__Goal__
Find the lines with "宋人主理" in them and copy them out.

Rows from a dataset
# # # #

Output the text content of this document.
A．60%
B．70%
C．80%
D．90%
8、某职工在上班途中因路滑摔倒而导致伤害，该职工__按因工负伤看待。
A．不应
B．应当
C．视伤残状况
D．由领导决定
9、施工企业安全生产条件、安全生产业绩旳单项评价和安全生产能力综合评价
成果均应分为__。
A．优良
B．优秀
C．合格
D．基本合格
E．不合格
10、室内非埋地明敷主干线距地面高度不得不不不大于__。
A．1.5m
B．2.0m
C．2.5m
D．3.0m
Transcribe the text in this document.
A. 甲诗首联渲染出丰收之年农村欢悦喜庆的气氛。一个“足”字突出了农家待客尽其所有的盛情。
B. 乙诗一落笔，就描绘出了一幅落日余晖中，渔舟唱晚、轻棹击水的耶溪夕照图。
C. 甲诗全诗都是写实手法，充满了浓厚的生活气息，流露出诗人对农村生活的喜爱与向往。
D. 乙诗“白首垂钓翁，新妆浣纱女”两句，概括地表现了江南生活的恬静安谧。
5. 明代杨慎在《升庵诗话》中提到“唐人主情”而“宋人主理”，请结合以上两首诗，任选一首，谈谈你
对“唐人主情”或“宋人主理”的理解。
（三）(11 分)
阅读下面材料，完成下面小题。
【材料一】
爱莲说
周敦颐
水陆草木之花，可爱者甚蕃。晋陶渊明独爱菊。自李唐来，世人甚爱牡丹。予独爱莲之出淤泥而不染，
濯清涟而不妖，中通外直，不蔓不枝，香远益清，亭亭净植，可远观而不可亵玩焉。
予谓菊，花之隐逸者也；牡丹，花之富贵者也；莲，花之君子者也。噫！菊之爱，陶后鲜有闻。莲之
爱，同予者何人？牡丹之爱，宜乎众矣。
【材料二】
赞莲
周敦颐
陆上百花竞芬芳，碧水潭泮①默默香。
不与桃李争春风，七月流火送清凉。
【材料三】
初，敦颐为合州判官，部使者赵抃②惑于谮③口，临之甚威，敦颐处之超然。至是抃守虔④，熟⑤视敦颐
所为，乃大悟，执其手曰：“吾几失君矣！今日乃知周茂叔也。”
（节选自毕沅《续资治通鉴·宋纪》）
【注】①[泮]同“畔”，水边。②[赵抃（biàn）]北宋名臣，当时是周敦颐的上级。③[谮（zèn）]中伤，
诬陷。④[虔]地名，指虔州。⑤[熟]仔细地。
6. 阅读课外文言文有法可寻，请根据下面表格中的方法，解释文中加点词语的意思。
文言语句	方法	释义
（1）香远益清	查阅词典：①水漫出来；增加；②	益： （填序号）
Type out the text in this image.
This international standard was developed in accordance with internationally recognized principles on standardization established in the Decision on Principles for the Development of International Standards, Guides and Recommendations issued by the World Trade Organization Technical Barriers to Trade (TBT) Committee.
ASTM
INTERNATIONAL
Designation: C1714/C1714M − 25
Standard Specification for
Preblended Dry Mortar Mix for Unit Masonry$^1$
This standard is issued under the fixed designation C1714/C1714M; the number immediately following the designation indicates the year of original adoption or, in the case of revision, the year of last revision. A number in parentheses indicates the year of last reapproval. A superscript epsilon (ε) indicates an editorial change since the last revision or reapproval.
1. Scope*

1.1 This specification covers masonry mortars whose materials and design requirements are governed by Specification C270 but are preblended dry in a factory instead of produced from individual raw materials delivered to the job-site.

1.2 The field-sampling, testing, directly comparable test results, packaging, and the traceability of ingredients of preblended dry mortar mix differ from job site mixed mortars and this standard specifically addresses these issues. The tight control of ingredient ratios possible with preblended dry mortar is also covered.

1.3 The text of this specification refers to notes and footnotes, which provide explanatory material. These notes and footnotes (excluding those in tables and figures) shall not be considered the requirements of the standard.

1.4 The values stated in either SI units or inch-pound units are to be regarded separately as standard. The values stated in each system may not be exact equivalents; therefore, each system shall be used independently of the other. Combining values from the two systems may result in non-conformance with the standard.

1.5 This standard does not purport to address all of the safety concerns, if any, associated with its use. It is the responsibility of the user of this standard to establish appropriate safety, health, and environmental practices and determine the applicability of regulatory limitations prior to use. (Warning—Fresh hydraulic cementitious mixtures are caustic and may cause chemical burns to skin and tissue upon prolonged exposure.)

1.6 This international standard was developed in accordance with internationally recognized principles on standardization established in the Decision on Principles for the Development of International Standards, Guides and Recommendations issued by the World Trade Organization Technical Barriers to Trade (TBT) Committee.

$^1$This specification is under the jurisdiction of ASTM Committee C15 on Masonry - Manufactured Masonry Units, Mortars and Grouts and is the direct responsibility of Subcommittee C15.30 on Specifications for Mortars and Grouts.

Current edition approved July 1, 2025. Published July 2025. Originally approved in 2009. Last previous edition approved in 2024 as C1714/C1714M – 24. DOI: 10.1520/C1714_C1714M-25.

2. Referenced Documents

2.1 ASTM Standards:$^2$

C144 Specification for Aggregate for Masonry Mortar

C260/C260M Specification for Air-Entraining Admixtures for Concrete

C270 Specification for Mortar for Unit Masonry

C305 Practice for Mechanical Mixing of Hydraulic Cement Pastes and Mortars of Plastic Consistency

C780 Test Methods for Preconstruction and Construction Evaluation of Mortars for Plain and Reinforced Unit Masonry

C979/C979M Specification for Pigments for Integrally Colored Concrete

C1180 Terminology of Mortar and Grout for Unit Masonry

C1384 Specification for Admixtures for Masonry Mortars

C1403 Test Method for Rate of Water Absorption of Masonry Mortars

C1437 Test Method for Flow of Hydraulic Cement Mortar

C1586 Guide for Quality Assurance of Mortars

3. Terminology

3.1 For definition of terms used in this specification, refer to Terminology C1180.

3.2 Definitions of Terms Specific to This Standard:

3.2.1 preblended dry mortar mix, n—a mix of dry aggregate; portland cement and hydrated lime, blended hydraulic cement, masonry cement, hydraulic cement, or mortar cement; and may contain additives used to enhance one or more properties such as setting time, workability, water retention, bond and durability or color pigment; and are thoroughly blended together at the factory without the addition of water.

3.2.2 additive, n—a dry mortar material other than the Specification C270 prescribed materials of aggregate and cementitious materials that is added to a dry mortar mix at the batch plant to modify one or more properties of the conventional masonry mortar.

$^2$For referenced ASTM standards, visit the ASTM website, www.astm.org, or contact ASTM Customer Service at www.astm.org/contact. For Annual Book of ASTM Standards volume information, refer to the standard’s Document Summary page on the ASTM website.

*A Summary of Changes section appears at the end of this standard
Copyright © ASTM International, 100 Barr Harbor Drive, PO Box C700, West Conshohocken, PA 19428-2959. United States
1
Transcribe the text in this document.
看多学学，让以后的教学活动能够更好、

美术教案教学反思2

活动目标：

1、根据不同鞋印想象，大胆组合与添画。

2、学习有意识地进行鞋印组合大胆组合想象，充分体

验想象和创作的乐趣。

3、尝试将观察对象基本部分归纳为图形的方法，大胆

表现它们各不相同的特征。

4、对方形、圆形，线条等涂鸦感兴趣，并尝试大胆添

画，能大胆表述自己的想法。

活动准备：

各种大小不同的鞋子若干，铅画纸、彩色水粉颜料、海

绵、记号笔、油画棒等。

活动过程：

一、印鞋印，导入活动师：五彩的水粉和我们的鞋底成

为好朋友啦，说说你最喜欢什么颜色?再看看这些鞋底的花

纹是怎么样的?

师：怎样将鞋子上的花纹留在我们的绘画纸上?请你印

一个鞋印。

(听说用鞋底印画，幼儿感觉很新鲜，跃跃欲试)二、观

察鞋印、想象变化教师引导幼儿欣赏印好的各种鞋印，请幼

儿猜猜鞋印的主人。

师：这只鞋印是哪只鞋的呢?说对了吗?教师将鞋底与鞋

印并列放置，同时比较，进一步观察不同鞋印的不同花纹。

# # # #

__Output__
5. 明代杨慎在《升庵诗话》中提到“唐人主情”而“宋人主理”，请结合以上两首诗，任选一首，谈谈你
对“唐人主情”或“宋人主理”的理解。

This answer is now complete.